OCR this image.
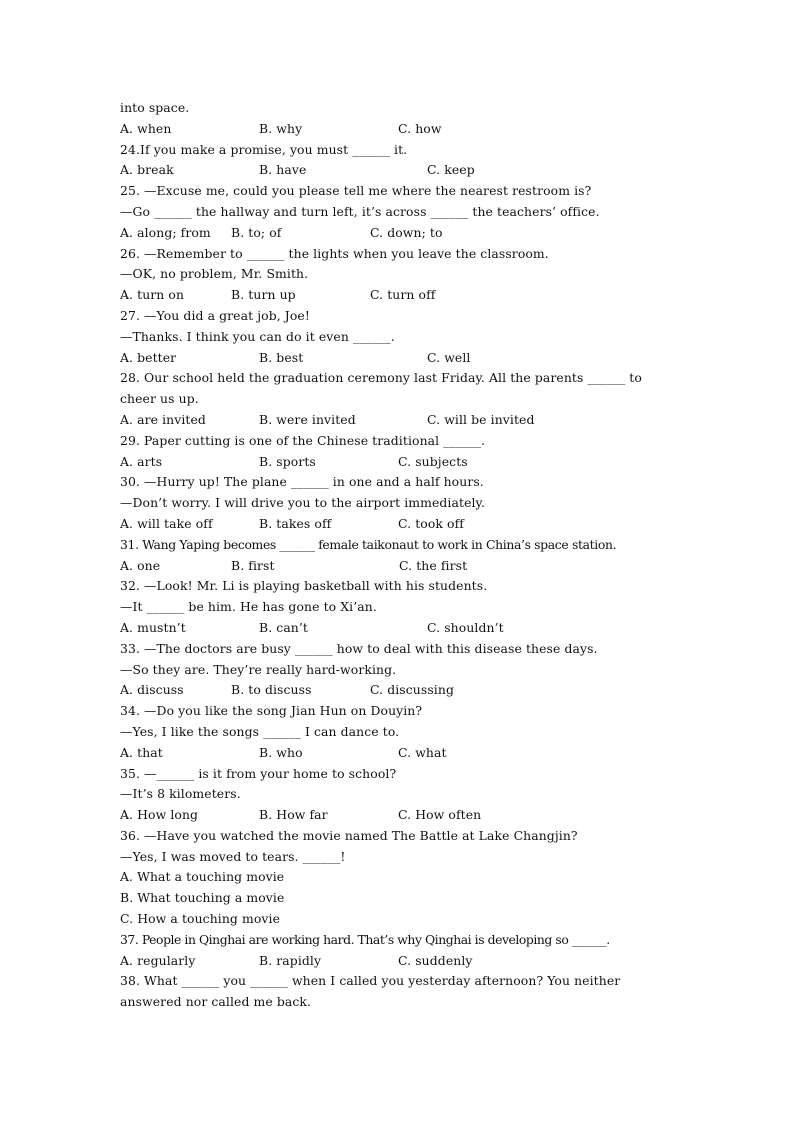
into space.
A. when	B. why	C. how
24.If you make a promise, you must ______ it.
A. break	B. have	C. keep
25. —Excuse me, could you please tell me where the nearest restroom is?
—Go ______ the hallway and turn left, it’s across ______ the teachers’ office.
A. along; from	B. to; of	C. down; to
26. —Remember to ______ the lights when you leave the classroom.
—OK, no problem, Mr. Smith.
A. turn on	B. turn up	C. turn off
27. —You did a great job, Joe!
—Thanks. I think you can do it even ______.
A. better	B. best	C. well
28. Our school held the graduation ceremony last Friday. All the parents ______ to
cheer us up.
A. are invited	B. were invited	C. will be invited
29. Paper cutting is one of the Chinese traditional ______.
A. arts	B. sports	C. subjects
30. —Hurry up! The plane ______ in one and a half hours.
—Don’t worry. I will drive you to the airport immediately.
A. will take off	B. takes off	C. took off
31. Wang Yaping becomes ______ female taikonaut to work in China’s space station.
A. one	B. first	C. the first
32. —Look! Mr. Li is playing basketball with his students.
—It ______ be him. He has gone to Xi’an.
A. mustn’t	B. can’t	C. shouldn’t
33. —The doctors are busy ______ how to deal with this disease these days.
—So they are. They’re really hard-working.
A. discuss	B. to discuss	C. discussing
34. —Do you like the song Jian Hun on Douyin?
—Yes, I like the songs ______ I can dance to.
A. that	B. who	C. what
35. —______ is it from your home to school?
—It’s 8 kilometers.
A. How long	B. How far	C. How often
36. —Have you watched the movie named The Battle at Lake Changjin?
—Yes, I was moved to tears. ______!
A. What a touching movie
B. What touching a movie
C. How a touching movie
37. People in Qinghai are working hard. That’s why Qinghai is developing so ______.
A. regularly	B. rapidly	C. suddenly
38. What ______ you ______ when I called you yesterday afternoon? You neither
answered nor called me back.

- _Given exercise_
Leave the pictures out and reproduce all of the records exactly.

- _Exercise answer_
OCR this image.
into space.
A. when	B. why	C. how
24.If you make a promise, you must ______ it.
A. break	B. have	C. keep
25. —Excuse me, could you please tell me where the nearest restroom is?
—Go ______ the hallway and turn left, it’s across ______ the teachers’ office.
A. along; from	B. to; of	C. down; to
26. —Remember to ______ the lights when you leave the classroom.
—OK, no problem, Mr. Smith.
A. turn on	B. turn up	C. turn off
27. —You did a great job, Joe!
—Thanks. I think you can do it even ______.
A. better	B. best	C. well
28. Our school held the graduation ceremony last Friday. All the parents ______ to
cheer us up.
A. are invited	B. were invited	C. will be invited
29. Paper cutting is one of the Chinese traditional ______.
A. arts	B. sports	C. subjects
30. —Hurry up! The plane ______ in one and a half hours.
—Don’t worry. I will drive you to the airport immediately.
A. will take off	B. takes off	C. took off
31. Wang Yaping becomes ______ female taikonaut to work in China’s space station.
A. one	B. first	C. the first
32. —Look! Mr. Li is playing basketball with his students.
—It ______ be him. He has gone to Xi’an.
A. mustn’t	B. can’t	C. shouldn’t
33. —The doctors are busy ______ how to deal with this disease these days.
—So they are. They’re really hard-working.
A. discuss	B. to discuss	C. discussing
34. —Do you like the song Jian Hun on Douyin?
—Yes, I like the songs ______ I can dance to.
A. that	B. who	C. what
35. —______ is it from your home to school?
—It’s 8 kilometers.
A. How long	B. How far	C. How often
36. —Have you watched the movie named The Battle at Lake Changjin?
—Yes, I was moved to tears. ______!
A. What a touching movie
B. What touching a movie
C. How a touching movie
37. People in Qinghai are working hard. That’s why Qinghai is developing so ______.
A. regularly	B. rapidly	C. suddenly
38. What ______ you ______ when I called you yesterday afternoon? You neither
answered nor called me back.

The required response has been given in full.